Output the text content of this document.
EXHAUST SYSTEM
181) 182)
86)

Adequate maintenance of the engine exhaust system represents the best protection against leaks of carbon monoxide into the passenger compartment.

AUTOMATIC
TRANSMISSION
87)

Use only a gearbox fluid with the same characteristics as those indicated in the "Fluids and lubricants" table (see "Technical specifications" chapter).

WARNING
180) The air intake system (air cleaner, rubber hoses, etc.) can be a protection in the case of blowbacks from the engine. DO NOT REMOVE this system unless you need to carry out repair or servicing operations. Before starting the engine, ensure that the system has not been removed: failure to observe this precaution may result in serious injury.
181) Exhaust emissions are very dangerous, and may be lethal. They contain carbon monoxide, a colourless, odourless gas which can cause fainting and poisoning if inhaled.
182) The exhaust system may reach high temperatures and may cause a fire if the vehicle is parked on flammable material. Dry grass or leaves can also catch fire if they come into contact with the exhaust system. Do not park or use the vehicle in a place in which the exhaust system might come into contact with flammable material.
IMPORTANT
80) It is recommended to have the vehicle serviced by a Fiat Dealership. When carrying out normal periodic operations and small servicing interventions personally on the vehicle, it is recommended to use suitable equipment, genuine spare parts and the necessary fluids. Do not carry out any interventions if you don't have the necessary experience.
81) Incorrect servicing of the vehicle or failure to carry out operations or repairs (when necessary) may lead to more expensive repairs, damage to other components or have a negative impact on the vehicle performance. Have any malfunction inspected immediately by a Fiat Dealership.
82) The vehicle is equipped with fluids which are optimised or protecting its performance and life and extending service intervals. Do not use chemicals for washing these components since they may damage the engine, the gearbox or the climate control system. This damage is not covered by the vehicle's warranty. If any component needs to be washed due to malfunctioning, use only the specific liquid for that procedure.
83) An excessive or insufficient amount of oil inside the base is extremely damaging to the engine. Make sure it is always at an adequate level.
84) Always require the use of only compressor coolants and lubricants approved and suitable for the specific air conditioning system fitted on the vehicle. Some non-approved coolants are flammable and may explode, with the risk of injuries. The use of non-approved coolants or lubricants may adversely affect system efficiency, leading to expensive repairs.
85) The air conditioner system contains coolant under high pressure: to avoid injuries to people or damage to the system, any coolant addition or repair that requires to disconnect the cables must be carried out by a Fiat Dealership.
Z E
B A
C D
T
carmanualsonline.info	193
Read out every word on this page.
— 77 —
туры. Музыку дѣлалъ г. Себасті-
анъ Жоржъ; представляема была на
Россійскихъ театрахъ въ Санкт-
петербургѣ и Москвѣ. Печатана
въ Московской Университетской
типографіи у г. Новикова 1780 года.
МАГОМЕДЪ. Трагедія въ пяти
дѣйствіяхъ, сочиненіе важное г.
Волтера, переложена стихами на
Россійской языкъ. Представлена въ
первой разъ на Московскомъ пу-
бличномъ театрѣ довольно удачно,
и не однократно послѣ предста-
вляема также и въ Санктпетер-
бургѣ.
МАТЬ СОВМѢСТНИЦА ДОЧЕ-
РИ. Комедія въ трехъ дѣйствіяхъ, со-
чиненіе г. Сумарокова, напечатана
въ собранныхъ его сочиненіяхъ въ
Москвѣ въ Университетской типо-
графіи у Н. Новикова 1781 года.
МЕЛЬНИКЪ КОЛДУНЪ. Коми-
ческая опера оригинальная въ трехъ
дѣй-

- [TASK GOAL]:
Identify the lines above with the word "cause". Copy them.

- [FINISHED EXERCISE]:
181) Exhaust emissions are very dangerous, and may be lethal. They contain carbon monoxide, a colourless, odourless gas which can cause fainting and poisoning if inhaled.
182) The exhaust system may reach high temperatures and may cause a fire if the vehicle is parked on flammable material. Dry grass or leaves can also catch fire if they come into contact with the exhaust system. Do not park or use the vehicle in a place in which the exhaust system might come into contact with flammable material.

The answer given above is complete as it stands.